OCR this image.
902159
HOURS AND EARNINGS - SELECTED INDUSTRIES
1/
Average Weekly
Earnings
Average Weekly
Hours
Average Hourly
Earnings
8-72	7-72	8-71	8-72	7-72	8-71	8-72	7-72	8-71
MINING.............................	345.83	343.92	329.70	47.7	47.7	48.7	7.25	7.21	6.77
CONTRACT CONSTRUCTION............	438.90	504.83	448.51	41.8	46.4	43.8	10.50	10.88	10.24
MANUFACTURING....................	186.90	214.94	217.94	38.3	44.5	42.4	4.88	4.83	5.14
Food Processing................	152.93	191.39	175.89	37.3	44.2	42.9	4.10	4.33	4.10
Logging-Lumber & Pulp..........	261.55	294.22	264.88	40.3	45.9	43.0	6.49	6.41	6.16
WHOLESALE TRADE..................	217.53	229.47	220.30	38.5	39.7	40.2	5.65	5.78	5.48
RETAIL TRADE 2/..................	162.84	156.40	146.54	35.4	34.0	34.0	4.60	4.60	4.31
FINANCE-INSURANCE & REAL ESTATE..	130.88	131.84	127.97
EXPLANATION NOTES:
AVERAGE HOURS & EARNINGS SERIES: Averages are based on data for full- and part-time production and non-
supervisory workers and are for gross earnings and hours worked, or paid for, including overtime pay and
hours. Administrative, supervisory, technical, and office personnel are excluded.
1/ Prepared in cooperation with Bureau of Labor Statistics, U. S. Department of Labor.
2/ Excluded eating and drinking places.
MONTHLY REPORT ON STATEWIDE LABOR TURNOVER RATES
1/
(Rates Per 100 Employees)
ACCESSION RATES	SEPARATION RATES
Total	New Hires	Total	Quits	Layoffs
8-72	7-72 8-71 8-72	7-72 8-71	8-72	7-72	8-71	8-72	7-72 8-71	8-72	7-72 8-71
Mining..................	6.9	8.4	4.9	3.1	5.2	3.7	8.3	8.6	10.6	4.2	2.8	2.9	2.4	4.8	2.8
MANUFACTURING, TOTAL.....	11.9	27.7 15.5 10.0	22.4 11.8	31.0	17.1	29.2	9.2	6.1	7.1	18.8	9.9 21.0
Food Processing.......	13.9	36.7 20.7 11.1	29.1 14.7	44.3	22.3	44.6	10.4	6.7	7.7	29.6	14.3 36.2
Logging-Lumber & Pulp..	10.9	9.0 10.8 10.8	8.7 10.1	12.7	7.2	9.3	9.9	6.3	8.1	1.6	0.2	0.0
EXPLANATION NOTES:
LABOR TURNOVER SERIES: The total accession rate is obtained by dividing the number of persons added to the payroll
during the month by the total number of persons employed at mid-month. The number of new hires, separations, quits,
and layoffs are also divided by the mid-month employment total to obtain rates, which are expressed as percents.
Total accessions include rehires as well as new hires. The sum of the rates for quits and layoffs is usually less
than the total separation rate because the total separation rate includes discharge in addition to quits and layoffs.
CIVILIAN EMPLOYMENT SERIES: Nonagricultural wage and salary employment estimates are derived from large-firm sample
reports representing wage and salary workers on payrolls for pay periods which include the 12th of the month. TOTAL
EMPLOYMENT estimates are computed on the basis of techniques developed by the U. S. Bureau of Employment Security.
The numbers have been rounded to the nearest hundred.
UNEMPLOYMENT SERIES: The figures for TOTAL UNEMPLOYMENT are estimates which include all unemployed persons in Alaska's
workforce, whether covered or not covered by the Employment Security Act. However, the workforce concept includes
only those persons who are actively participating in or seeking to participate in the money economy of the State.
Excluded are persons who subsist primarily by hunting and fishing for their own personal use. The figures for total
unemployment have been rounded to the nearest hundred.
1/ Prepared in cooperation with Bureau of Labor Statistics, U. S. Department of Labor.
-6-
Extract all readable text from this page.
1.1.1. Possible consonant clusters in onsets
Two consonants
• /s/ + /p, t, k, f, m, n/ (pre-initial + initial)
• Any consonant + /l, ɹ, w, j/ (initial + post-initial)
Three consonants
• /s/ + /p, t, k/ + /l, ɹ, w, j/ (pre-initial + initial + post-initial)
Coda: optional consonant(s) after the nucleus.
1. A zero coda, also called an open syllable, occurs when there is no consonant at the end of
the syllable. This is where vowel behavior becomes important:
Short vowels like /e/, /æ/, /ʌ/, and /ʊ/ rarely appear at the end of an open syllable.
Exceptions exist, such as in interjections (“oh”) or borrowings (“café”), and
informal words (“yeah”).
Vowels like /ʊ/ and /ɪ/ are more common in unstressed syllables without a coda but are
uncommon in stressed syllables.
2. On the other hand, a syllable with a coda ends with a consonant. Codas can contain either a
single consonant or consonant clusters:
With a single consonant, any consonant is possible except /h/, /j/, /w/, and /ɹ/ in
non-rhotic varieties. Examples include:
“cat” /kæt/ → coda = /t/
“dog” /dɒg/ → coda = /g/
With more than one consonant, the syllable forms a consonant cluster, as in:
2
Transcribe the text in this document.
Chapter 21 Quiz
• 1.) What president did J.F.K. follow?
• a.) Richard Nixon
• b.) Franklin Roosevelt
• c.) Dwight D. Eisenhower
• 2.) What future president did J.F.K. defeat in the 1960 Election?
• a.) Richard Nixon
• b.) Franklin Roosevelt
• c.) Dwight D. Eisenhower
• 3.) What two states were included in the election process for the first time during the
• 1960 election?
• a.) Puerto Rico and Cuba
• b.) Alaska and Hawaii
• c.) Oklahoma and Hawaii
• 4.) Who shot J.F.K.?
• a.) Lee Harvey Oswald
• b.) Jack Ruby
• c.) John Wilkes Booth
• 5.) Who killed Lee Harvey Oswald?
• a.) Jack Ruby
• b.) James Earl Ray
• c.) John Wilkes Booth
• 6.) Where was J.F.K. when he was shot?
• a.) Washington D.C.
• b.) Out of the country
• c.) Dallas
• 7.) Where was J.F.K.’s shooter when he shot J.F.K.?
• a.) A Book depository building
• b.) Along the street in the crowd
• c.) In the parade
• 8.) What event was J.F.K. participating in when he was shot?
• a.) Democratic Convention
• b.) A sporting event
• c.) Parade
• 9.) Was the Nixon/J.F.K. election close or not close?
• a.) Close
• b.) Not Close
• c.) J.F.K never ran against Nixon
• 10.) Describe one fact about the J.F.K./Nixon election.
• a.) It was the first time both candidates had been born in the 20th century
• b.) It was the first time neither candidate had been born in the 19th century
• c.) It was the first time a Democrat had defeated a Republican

=-=-=

STATED TASK
Pull every line containing "born" from the material above.

FINAL RESULT
• a.) It was the first time both candidates had been born in the 20th century
• b.) It was the first time neither candidate had been born in the 19th century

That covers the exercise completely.